PROBLEM REQUIREMENTS. Show all lines holding the string "included".

THE DATA.

— begin —

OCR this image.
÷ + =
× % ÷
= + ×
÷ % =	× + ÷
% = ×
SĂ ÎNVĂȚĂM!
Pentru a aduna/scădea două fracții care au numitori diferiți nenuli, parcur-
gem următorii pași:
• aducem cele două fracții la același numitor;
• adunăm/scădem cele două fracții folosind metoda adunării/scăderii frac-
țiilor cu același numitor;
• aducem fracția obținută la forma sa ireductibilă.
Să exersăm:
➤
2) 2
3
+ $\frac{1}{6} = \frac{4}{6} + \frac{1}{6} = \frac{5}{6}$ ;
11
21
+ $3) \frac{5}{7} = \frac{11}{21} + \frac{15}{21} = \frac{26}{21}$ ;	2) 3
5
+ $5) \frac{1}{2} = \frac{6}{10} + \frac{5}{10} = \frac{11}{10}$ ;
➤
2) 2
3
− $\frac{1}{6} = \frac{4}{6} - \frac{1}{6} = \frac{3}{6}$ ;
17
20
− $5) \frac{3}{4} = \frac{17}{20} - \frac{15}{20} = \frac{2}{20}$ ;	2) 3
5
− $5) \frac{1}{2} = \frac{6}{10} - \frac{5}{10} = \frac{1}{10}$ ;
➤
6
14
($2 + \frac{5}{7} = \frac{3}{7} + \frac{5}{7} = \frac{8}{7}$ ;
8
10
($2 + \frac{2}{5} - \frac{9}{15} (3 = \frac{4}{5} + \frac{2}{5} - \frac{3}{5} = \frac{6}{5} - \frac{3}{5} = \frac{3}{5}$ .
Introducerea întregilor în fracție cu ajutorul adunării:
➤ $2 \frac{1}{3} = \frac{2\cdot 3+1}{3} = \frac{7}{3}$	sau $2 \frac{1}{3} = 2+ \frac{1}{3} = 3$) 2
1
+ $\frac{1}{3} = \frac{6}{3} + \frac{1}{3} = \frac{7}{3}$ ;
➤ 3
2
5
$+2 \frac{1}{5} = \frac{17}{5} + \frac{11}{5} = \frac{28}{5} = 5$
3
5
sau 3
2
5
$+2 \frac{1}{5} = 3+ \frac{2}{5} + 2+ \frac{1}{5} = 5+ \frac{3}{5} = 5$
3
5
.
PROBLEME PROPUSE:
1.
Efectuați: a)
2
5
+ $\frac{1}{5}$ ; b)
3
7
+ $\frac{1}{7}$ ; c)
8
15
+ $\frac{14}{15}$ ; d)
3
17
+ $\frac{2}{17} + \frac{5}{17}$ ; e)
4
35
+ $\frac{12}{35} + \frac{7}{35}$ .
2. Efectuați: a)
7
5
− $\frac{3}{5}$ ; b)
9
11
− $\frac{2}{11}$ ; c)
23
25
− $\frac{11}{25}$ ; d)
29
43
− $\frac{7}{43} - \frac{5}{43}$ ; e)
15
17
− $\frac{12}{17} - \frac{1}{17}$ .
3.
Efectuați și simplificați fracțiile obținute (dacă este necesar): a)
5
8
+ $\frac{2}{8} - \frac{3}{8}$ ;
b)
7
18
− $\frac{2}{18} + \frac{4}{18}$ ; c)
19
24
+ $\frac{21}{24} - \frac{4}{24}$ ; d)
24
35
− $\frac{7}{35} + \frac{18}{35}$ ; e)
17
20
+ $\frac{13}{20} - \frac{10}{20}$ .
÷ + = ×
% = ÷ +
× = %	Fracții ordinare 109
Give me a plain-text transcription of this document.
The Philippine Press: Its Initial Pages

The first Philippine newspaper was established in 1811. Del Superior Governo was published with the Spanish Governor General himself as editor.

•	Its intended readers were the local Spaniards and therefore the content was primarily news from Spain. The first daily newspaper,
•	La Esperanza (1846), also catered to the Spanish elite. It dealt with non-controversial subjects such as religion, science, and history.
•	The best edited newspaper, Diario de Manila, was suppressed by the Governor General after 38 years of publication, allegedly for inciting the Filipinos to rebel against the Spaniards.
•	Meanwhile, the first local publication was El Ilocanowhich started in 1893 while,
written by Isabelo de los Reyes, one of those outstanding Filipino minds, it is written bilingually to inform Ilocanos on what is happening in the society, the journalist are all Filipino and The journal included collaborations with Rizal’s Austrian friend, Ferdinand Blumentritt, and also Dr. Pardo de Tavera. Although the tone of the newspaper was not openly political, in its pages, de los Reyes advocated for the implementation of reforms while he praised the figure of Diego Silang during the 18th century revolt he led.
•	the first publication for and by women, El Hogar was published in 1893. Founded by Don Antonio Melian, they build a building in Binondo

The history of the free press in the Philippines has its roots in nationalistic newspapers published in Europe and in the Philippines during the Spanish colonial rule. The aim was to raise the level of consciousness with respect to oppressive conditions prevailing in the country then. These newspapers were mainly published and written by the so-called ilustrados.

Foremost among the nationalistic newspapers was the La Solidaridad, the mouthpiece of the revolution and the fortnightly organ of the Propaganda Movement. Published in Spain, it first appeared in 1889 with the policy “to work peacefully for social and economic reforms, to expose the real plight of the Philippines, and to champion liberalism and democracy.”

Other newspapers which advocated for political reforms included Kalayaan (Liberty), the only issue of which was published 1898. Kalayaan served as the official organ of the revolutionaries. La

— end —

EXPECTED OUTPUT.
written by Isabelo de los Reyes, one of those outstanding Filipino minds, it is written bilingually to inform Ilocanos on what is happening in the society, the journalist are all Filipino and The journal included collaborations with Rizal’s Austrian friend, Ferdinand Blumentritt, and also Dr. Pardo de Tavera. Although the tone of the newspaper was not openly political, in its pages, de los Reyes advocated for the implementation of reforms while he praised the figure of Diego Silang during the 18th century revolt he led.
Other newspapers which advocated for political reforms included Kalayaan (Liberty), the only issue of which was published 1898. Kalayaan served as the official organ of the revolutionaries. La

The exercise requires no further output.